__GOAL OF THE EXERCISE__
Would you write out the listing verbatim and skip every picture in it?

__GIVEN INFORMATION__
◆ ◆ ◆

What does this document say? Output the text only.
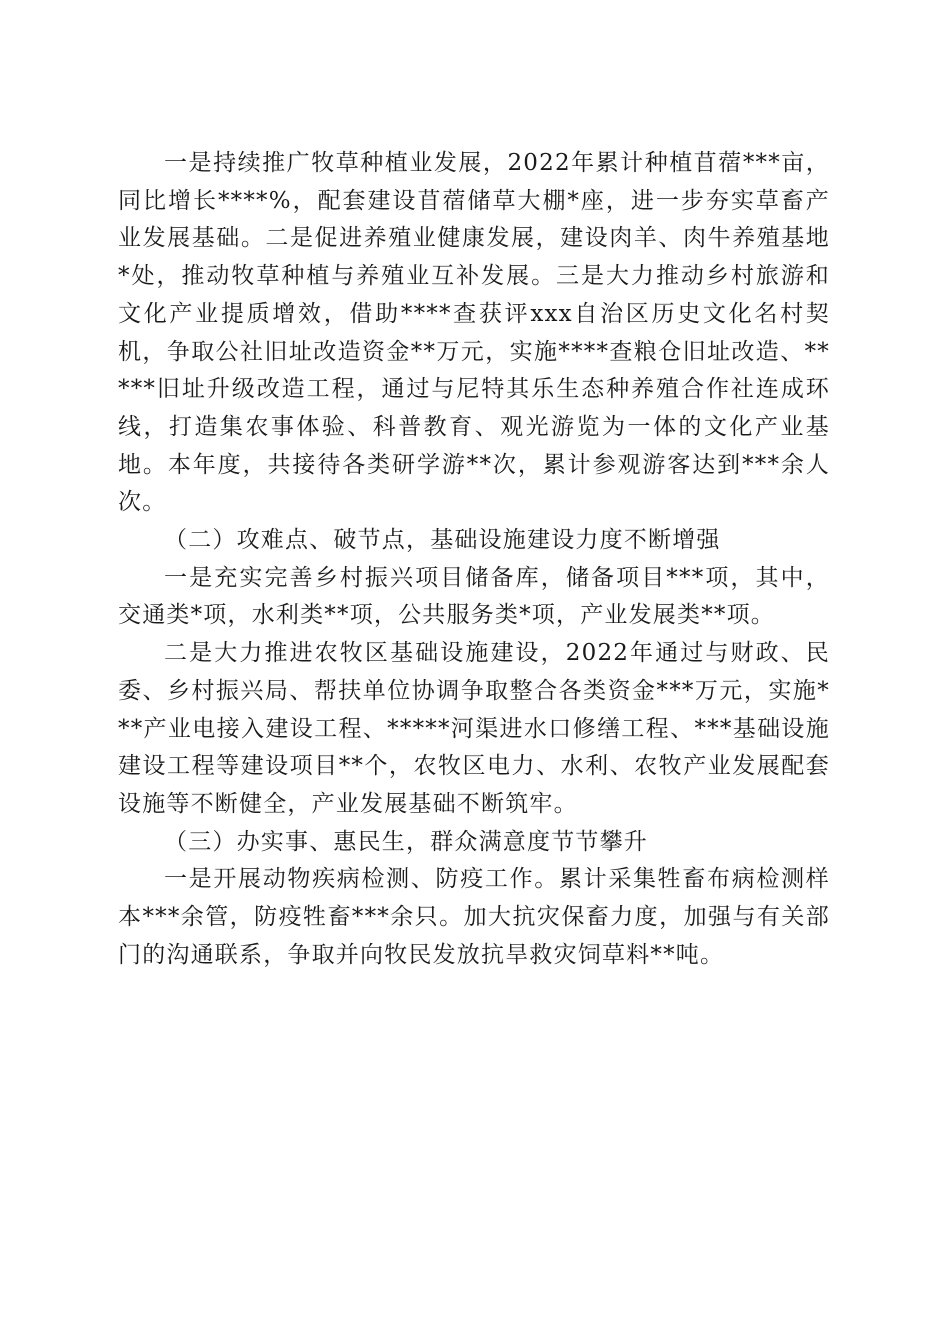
一是持续推广牧草种植业发展，2022年累计种植苜蓿***亩，同比增长****%，配套建设苜蓿储草大棚*座，进一步夯实草畜产业发展基础。二是促进养殖业健康发展，建设肉羊、肉牛养殖基地*处，推动牧草种植与养殖业互补发展。三是大力推动乡村旅游和文化产业提质增效，借助****查获评xxx自治区历史文化名村契机，争取公社旧址改造资金**万元，实施****查粮仓旧址改造、*****旧址升级改造工程，通过与尼特其乐生态种养殖合作社连成环线，打造集农事体验、科普教育、观光游览为一体的文化产业基地。本年度，共接待各类研学游**次，累计参观游客达到***余人次。

（二）攻难点、破节点，基础设施建设力度不断增强

一是充实完善乡村振兴项目储备库，储备项目***项，其中，交通类*项，水利类**项，公共服务类*项，产业发展类**项。

二是大力推进农牧区基础设施建设，2022年通过与财政、民委、乡村振兴局、帮扶单位协调争取整合各类资金***万元，实施***产业电接入建设工程、*****河渠进水口修缮工程、***基础设施建设工程等建设项目**个，农牧区电力、水利、农牧产业发展配套设施等不断健全，产业发展基础不断筑牢。

（三）办实事、惠民生，群众满意度节节攀升

一是开展动物疾病检测、防疫工作。累计采集牲畜布病检测样本***余管，防疫牲畜***余只。加大抗灾保畜力度，加强与有关部门的沟通联系，争取并向牧民发放抗旱救灾饲草料**吨。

◆ ◆ ◆

__FINAL RESULT__
What does this document say? Output the text only.
一是持续推广牧草种植业发展，2022年累计种植苜蓿***亩，同比增长****%，配套建设苜蓿储草大棚*座，进一步夯实草畜产业发展基础。二是促进养殖业健康发展，建设肉羊、肉牛养殖基地*处，推动牧草种植与养殖业互补发展。三是大力推动乡村旅游和文化产业提质增效，借助****查获评xxx自治区历史文化名村契机，争取公社旧址改造资金**万元，实施****查粮仓旧址改造、*****旧址升级改造工程，通过与尼特其乐生态种养殖合作社连成环线，打造集农事体验、科普教育、观光游览为一体的文化产业基地。本年度，共接待各类研学游**次，累计参观游客达到***余人次。

（二）攻难点、破节点，基础设施建设力度不断增强

一是充实完善乡村振兴项目储备库，储备项目***项，其中，交通类*项，水利类**项，公共服务类*项，产业发展类**项。

二是大力推进农牧区基础设施建设，2022年通过与财政、民委、乡村振兴局、帮扶单位协调争取整合各类资金***万元，实施***产业电接入建设工程、*****河渠进水口修缮工程、***基础设施建设工程等建设项目**个，农牧区电力、水利、农牧产业发展配套设施等不断健全，产业发展基础不断筑牢。

（三）办实事、惠民生，群众满意度节节攀升

一是开展动物疾病检测、防疫工作。累计采集牲畜布病检测样本***余管，防疫牲畜***余只。加大抗灾保畜力度，加强与有关部门的沟通联系，争取并向牧民发放抗旱救灾饲草料**吨。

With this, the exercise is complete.